### SHORT PROBLEM
Copy out each line featuring the string "system" from the entries beneath.

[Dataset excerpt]
** start **

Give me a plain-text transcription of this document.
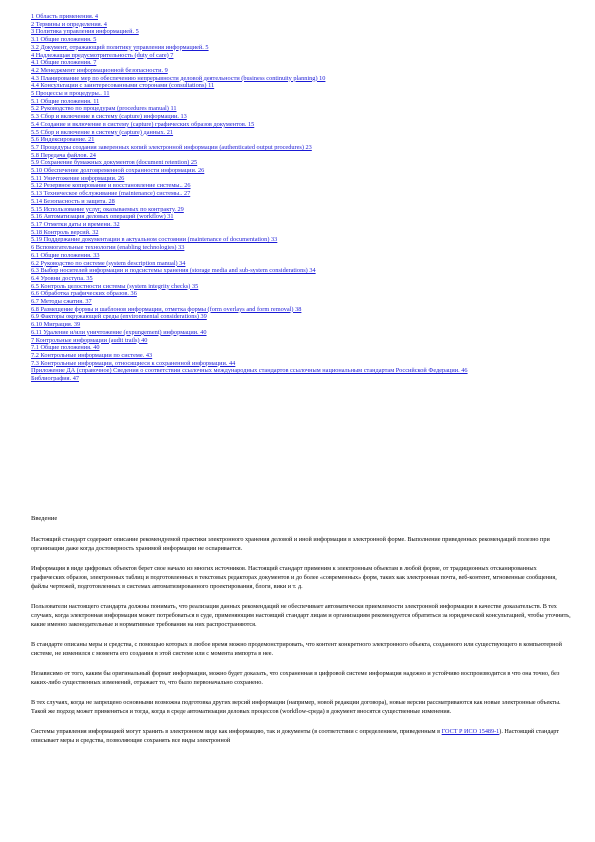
1 Область применения. 4
2 Термины и определения. 4
3 Политика управления информацией. 5
3.1 Общие положения. 5
3.2 Документ, отражающий политику управления информацией. 5
4 Надлежащая предусмотрительность (duty of care) 7
4.1 Общие положения. 7
4.2 Менеджмент информационной безопасности. 9
4.3 Планирование мер по обеспечению непрерывности деловой деятельности (business continuity planning) 10
4.4 Консультации с заинтересованными сторонами (consultations) 11
5 Процессы и процедуры.. 11
5.1 Общие положения. 11
5.2 Руководство по процедурам (procedures manual) 11
5.3 Сбор и включение в систему (capture) информации. 13
5.4 Создание и включение в систему (capture) графических образов документов. 15
5.5 Сбор и включение в систему (capture) данных. 21
5.6 Индексирование. 21
5.7 Процедуры создания заверенных копий электронной информации (authenticated output procedures) 23
5.8 Передача файлов. 24
5.9 Сохранение бумажных документов (document retention) 25
5.10 Обеспечение долговременной сохранности информации. 26
5.11 Уничтожение информации. 26
5.12 Резервное копирование и восстановление системы.. 26
5.13 Техническое обслуживание (maintenance) системы.. 27
5.14 Безопасность и защита. 28
5.15 Использование услуг, оказываемых по контракту. 29
5.16 Автоматизация деловых операций (workflow) 31
5.17 Отметки даты и времени. 32
5.18 Контроль версий. 32
5.19 Поддержание документации в актуальном состоянии (maintenance of documentation) 33
6 Вспомогательные технологии (enabling technologies) 33
6.1 Общие положения. 33
6.2 Руководство по системе (system description manual) 34
6.3 Выбор носителей информации и подсистемы хранения (storage media and sub-system considerations) 34
6.4 Уровни доступа. 35
6.5 Контроль целостности системы (system integrity checks) 35
6.6 Обработка графических образов. 36
6.7 Методы сжатия. 37
6.8 Размещение формы и шаблонов информации, отметка формы (form overlays and form removal) 38
6.9 Факторы окружающей среды (environmental considerations) 39
6.10 Миграция. 39
6.11 Удаление и/или уничтожение (expungement) информации. 40
7 Контрольные информации (audit trails) 40
7.1 Общие положения. 40
7.2 Контрольные информации по системе. 43
7.3 Контрольные информации, относящиеся к сохраненной информации. 44
Приложение ДА (справочное) Сведения о соответствии ссылочных международных стандартов ссылочным национальным стандартам Российской Федерации. 46
Библиография. 47
Введение

Настоящий стандарт содержит описание рекомендуемой практики электронного хранения деловой и иной информации в электронной форме. Выполнение приведенных рекомендаций полезно при организации даже когда достоверность хранимой информации не оспаривается.

Информация в виде цифровых объектов берет свое начало из многих источников. Настоящий стандарт применим к электронным объектам в любой форме, от традиционных отсканированных графических образов, электронных таблиц и подготовленных в текстовых редакторах документов и до более «современных» форм, таких как электронная почта, веб-контент, мгновенные сообщения, файлы чертежей, подготовленных в системах автоматизированного проектирования, блоги, вики и т. д.

Пользователи настоящего стандарта должны понимать, что реализация данных рекомендаций не обеспечивает автоматически приемлемости электронной информации в качестве доказательств. В тех случаях, когда электронная информация может потребоваться в суде, применяющим настоящий стандарт лицам и организациям рекомендуется обратиться за юридической консультацией, чтобы уточнить, какие именно законодательные и нормативные требования на них распространяются.

В стандарте описаны меры и средства, с помощью которых в любое время можно продемонстрировать, что контент конкретного электронного объекта, созданного или существующего в компьютерной системе, не изменился с момента его создания в этой системе или с момента импорта в нее.

Независимо от того, каким бы оригинальный формат информации, можно будет доказать, что сохраненная в цифровой системе информация надежно и устойчиво воспроизводится в что она точно, без каких-либо существенных изменений, отражает то, что было первоначально сохранено.

В тех случаях, когда не запрещено основными возможна подготовка других версий информации (например, новой редакции договора), новые версии рассматриваются как новые электронные объекты. Такой же подход может применяться и тогда, когда в среде автоматизации деловых процессов (workflow-среда) в документ вносятся существенные изменения.

Системы управления информацией могут хранить в электронном виде как информацию, так и документы (в соответствии с определением, приведенным в ГОСТ Р ИСО 15489-1). Настоящий стандарт описывает меры и средства, позволяющие сохранять все виды электронной
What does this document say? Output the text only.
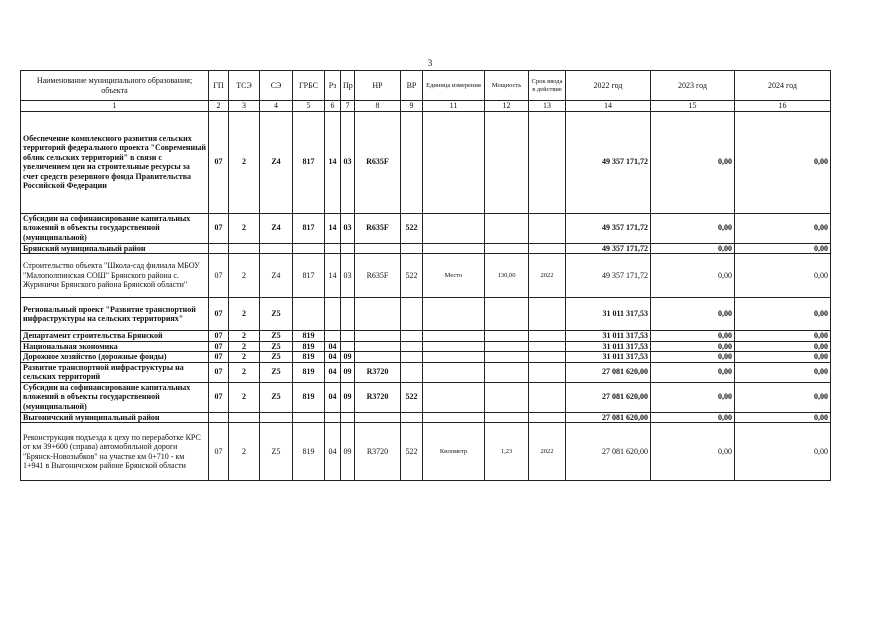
3
Наименование муниципального образования; объекта	ГП	ТСЭ	СЭ	ГРБС	Рз	Пр	НР	ВР	Единица измерения	Мощность	Срок ввода в действие	2022 год	2023 год	2024 год
1	2	3	4	5	6	7	8	9	11	12	13	14	15	16
Обеспечение комплексного развития сельских территорий федерального проекта "Современный облик сельских территорий" в связи с увеличением цен на строительные ресурсы за счет средств резервного фонда Правительства Российской Федерации	07	2	Z4	817	14	03	R635F					49 357 171,72	0,00	0,00
Субсидии на софинансирование капитальных вложений в объекты государственной (муниципальной)	07	2	Z4	817	14	03	R635F	522				49 357 171,72	0,00	0,00
Брянский муниципальный район												49 357 171,72	0,00	0,00
Строительство объекта "Школа-сад филиала МБОУ "Малополпинская СОШ" Брянского района с. Журиничи Брянского района Брянской области"	07	2	Z4	817	14	03	R635F	522	Место	130,00	2022	49 357 171,72	0,00	0,00
Региональный проект "Развитие транспортной инфраструктуры на сельских территориях"	07	2	Z5									31 011 317,53	0,00	0,00
Департамент строительства Брянской	07	2	Z5	819								31 011 317,53	0,00	0,00
Национальная экономика	07	2	Z5	819	04							31 011 317,53	0,00	0,00
Дорожное хозяйство (дорожные фонды)	07	2	Z5	819	04	09						31 011 317,53	0,00	0,00
Развитие транспортной инфраструктуры на сельских территорий	07	2	Z5	819	04	09	R3720					27 081 620,00	0,00	0,00
Субсидии на софинансирование капитальных вложений в объекты государственной (муниципальной)	07	2	Z5	819	04	09	R3720	522				27 081 620,00	0,00	0,00
Выгоничский муниципальный район												27 081 620,00	0,00	0,00
Реконструкция подъезда к цеху по переработке КРС от км 39+600 (справа) автомобильной дороги "Брянск-Новозыбков" на участке км 0+710 - км 1+941 в Выгоничском районе Брянской области	07	2	Z5	819	04	09	R3720	522	Километр	1,23	2022	27 081 620,00	0,00	0,00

** end **

### SOLUTION TO THIS PROBLEM
6.2 Руководство по системе (system description manual) 34
6.3 Выбор носителей информации и подсистемы хранения (storage media and sub-system considerations) 34
6.5 Контроль целостности системы (system integrity checks) 35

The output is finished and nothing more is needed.